- _Work instructions_: Everything in the listing should be restated word for word.

- _Data for this task_:
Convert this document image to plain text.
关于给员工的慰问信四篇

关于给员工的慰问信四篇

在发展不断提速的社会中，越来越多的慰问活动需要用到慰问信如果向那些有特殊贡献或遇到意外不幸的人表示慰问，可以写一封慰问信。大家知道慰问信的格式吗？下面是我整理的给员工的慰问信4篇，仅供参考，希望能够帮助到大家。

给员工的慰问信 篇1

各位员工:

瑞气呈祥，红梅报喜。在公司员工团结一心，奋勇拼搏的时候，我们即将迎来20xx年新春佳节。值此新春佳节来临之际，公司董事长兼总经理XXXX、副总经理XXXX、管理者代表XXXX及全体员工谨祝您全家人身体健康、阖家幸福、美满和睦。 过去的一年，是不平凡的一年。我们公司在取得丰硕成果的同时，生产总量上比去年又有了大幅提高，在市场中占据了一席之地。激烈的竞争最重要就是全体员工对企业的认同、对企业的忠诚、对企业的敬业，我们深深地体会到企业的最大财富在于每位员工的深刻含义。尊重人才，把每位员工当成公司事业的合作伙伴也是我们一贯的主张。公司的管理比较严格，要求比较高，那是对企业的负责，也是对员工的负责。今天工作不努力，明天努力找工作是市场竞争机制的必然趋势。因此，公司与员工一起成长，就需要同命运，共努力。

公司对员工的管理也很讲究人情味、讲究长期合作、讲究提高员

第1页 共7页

- _Full answer_:
Convert this document image to plain text.
关于给员工的慰问信四篇

关于给员工的慰问信四篇

在发展不断提速的社会中，越来越多的慰问活动需要用到慰问信如果向那些有特殊贡献或遇到意外不幸的人表示慰问，可以写一封慰问信。大家知道慰问信的格式吗？下面是我整理的给员工的慰问信4篇，仅供参考，希望能够帮助到大家。

给员工的慰问信 篇1

各位员工:

瑞气呈祥，红梅报喜。在公司员工团结一心，奋勇拼搏的时候，我们即将迎来20xx年新春佳节。值此新春佳节来临之际，公司董事长兼总经理XXXX、副总经理XXXX、管理者代表XXXX及全体员工谨祝您全家人身体健康、阖家幸福、美满和睦。 过去的一年，是不平凡的一年。我们公司在取得丰硕成果的同时，生产总量上比去年又有了大幅提高，在市场中占据了一席之地。激烈的竞争最重要就是全体员工对企业的认同、对企业的忠诚、对企业的敬业，我们深深地体会到企业的最大财富在于每位员工的深刻含义。尊重人才，把每位员工当成公司事业的合作伙伴也是我们一贯的主张。公司的管理比较严格，要求比较高，那是对企业的负责，也是对员工的负责。今天工作不努力，明天努力找工作是市场竞争机制的必然趋势。因此，公司与员工一起成长，就需要同命运，共努力。

公司对员工的管理也很讲究人情味、讲究长期合作、讲究提高员

第1页 共7页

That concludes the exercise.